-- Start SUPPLIED ENTRIES --
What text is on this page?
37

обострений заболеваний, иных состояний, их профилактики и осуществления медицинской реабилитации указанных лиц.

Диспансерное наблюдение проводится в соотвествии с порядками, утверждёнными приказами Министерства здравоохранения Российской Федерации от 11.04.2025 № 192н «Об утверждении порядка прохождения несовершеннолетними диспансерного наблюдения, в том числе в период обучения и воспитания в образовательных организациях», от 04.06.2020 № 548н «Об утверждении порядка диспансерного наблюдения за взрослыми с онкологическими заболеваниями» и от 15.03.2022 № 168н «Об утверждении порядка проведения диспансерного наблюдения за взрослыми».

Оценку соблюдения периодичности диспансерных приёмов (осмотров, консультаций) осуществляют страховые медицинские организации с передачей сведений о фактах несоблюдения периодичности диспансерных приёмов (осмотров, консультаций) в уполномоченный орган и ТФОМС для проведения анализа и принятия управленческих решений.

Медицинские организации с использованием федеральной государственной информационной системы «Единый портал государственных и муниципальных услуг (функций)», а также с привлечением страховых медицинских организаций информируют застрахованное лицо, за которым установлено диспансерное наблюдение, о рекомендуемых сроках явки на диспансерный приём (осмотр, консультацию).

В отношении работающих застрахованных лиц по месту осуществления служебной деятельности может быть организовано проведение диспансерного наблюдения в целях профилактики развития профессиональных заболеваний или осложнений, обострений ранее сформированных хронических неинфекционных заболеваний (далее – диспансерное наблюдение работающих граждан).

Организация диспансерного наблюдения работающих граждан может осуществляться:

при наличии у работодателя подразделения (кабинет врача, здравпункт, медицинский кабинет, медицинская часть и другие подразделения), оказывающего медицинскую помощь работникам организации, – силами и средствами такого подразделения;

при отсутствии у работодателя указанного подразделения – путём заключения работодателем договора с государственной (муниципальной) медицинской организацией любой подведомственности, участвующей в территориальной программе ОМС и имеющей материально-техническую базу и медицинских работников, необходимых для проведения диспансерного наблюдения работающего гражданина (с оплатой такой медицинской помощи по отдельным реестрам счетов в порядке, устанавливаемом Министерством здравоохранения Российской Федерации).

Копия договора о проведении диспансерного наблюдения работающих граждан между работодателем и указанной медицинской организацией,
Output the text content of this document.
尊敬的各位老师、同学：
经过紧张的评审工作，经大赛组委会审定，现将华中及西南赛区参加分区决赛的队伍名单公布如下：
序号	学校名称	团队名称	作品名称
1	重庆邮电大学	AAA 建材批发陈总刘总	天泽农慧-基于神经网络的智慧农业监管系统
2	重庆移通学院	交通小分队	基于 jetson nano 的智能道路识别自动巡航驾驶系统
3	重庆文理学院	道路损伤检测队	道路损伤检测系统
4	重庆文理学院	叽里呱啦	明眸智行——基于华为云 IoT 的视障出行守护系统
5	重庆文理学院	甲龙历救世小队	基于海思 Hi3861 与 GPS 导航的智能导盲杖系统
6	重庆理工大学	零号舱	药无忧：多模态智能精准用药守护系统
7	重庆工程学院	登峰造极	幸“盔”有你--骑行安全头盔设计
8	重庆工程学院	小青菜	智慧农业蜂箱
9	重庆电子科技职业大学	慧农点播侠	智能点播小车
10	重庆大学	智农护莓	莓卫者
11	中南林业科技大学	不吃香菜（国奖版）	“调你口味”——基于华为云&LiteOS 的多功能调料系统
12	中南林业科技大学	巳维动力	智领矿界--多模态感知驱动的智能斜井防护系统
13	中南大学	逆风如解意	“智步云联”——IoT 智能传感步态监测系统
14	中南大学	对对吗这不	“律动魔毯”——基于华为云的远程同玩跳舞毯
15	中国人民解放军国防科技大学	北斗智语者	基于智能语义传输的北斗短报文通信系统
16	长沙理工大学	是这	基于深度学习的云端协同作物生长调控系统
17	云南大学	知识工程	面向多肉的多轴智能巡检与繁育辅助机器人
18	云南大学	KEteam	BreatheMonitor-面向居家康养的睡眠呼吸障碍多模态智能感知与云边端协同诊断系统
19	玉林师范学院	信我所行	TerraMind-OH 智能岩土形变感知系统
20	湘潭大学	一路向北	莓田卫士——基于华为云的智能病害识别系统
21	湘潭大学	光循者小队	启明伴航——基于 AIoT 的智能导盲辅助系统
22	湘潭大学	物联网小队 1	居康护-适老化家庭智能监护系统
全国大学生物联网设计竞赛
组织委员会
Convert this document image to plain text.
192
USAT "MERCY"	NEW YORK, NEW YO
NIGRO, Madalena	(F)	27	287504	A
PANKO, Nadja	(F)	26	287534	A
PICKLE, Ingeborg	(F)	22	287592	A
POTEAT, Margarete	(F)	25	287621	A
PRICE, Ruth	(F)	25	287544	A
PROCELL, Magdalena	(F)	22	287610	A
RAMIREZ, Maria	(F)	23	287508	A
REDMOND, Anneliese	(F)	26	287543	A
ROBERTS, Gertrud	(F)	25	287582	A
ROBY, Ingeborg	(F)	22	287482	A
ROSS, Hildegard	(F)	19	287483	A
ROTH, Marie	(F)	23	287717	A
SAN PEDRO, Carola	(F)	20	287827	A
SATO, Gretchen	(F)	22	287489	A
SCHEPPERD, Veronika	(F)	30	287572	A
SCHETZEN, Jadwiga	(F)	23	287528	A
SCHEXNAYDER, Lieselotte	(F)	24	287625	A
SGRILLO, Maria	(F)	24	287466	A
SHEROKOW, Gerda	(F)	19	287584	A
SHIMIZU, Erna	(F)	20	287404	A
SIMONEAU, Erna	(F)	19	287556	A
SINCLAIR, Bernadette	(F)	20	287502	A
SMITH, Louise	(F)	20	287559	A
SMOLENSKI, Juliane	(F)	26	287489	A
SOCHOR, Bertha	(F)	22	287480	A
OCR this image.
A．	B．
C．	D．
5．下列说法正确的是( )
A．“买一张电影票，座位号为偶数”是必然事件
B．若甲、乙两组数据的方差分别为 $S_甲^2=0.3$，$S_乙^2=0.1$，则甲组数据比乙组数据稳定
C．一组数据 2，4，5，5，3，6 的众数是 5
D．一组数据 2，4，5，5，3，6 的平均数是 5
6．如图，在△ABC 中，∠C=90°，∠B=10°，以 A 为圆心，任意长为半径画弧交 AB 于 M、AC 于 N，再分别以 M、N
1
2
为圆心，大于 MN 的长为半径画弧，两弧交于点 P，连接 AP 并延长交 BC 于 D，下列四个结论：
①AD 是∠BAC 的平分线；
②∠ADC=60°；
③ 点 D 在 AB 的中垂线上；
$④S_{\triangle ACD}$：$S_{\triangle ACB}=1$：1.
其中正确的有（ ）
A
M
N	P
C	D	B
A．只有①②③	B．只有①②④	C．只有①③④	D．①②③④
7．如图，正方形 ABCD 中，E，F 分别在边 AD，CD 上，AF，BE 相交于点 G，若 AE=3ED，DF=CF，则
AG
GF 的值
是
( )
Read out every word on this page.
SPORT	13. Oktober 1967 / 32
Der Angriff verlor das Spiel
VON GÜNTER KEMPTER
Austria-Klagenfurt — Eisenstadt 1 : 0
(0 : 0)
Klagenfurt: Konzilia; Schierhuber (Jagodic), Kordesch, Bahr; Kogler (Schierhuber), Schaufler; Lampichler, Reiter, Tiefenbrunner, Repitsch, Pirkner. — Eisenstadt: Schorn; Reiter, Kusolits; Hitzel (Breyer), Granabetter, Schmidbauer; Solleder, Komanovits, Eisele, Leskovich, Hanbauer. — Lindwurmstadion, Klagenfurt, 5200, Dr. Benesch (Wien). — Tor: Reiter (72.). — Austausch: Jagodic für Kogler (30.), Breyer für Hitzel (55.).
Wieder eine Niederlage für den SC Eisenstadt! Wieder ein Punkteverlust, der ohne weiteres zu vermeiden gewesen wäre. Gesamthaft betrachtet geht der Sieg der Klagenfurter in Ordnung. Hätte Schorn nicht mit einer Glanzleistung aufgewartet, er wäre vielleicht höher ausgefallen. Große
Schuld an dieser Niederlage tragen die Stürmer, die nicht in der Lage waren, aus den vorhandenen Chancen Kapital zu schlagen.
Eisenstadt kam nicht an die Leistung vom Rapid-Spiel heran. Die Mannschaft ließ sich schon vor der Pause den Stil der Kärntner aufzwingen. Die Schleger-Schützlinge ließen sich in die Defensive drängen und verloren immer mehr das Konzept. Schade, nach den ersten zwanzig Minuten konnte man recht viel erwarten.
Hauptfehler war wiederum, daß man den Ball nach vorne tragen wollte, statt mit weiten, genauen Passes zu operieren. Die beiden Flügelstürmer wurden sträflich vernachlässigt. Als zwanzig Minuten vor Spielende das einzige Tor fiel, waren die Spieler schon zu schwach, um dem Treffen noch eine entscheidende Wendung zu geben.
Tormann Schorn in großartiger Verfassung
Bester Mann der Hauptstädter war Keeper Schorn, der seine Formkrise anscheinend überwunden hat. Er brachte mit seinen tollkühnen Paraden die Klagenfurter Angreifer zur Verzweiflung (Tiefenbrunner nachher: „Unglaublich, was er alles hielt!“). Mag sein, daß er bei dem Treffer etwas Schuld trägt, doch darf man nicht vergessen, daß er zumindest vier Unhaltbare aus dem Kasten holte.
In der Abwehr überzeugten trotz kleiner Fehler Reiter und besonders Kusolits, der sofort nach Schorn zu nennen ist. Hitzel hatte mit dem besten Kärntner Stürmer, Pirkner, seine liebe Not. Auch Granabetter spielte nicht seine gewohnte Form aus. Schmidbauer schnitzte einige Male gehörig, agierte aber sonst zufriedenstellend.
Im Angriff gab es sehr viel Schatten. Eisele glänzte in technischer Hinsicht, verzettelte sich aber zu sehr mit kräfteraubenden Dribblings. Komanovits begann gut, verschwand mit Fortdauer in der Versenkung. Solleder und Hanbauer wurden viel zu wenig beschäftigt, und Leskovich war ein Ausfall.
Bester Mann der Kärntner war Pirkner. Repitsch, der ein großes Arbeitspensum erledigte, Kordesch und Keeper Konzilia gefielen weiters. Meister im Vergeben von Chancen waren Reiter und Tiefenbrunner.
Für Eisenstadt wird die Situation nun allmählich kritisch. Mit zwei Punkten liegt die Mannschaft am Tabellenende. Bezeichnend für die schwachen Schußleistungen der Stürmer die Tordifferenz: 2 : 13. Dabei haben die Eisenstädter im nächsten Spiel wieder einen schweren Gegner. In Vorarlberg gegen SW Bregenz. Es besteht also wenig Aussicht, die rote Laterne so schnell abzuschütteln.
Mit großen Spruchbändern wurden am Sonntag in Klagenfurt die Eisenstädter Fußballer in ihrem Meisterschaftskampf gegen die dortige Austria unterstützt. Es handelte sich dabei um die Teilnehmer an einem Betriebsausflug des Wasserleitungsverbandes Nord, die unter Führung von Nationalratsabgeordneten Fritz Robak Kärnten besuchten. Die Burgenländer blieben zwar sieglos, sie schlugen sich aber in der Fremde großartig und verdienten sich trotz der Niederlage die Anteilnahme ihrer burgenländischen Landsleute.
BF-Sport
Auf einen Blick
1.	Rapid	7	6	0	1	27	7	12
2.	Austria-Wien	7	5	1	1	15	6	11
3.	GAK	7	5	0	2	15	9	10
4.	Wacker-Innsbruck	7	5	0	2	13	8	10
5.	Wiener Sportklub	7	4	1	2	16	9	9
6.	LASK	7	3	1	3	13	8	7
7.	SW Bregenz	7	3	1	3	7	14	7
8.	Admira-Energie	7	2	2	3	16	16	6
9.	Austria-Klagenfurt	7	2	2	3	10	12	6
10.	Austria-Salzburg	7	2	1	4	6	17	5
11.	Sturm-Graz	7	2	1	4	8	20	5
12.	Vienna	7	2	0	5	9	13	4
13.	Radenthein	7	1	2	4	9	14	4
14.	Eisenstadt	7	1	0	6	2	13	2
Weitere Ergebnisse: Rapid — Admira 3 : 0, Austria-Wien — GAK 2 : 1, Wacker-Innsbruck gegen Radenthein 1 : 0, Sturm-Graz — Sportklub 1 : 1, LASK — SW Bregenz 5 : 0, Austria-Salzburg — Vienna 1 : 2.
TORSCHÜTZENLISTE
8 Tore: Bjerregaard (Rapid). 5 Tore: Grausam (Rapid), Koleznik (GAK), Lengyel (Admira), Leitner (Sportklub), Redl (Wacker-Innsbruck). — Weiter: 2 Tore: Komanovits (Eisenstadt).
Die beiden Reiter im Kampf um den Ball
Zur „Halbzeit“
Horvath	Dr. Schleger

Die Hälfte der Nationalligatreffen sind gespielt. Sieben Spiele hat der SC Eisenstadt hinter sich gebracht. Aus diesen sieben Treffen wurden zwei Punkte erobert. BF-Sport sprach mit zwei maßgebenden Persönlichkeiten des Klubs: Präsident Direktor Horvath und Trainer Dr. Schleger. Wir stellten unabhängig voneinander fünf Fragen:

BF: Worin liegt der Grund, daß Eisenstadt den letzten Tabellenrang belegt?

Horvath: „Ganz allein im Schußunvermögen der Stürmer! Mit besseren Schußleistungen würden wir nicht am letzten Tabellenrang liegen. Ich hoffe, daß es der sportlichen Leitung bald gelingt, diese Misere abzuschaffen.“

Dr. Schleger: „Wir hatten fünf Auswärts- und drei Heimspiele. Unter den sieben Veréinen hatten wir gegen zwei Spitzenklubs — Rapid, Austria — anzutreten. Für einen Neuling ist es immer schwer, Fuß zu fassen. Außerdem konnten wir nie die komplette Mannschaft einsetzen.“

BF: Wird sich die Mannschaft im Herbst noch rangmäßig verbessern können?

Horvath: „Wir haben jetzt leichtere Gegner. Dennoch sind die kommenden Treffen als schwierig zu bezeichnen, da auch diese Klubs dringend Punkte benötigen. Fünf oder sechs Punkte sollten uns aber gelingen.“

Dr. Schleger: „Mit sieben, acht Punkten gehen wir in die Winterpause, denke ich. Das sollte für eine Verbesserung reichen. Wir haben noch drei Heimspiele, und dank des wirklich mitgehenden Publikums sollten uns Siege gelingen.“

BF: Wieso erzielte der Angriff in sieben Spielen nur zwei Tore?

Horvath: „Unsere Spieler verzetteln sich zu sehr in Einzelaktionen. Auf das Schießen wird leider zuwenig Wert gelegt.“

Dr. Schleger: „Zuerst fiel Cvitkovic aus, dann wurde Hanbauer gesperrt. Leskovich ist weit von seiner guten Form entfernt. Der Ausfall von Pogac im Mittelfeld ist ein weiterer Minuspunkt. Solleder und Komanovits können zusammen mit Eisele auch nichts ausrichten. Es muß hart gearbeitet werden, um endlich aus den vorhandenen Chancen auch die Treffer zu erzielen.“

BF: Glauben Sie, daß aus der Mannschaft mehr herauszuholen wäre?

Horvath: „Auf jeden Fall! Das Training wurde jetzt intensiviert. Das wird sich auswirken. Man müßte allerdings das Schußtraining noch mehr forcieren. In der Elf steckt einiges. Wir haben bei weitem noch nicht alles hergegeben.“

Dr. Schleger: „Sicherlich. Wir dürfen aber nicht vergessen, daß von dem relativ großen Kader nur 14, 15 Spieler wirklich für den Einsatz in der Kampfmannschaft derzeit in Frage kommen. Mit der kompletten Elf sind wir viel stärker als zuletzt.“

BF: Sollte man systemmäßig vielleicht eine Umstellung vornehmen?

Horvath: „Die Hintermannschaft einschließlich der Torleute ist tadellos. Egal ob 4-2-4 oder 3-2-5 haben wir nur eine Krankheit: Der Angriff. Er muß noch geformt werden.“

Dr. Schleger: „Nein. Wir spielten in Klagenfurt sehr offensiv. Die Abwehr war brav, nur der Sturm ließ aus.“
-- End SUPPLIED ENTRIES --
*TASK DETAILS:* Count each line of the entries that holds the word "text", then state the total and nothing more.

*CORRECT OUTPUT:* 3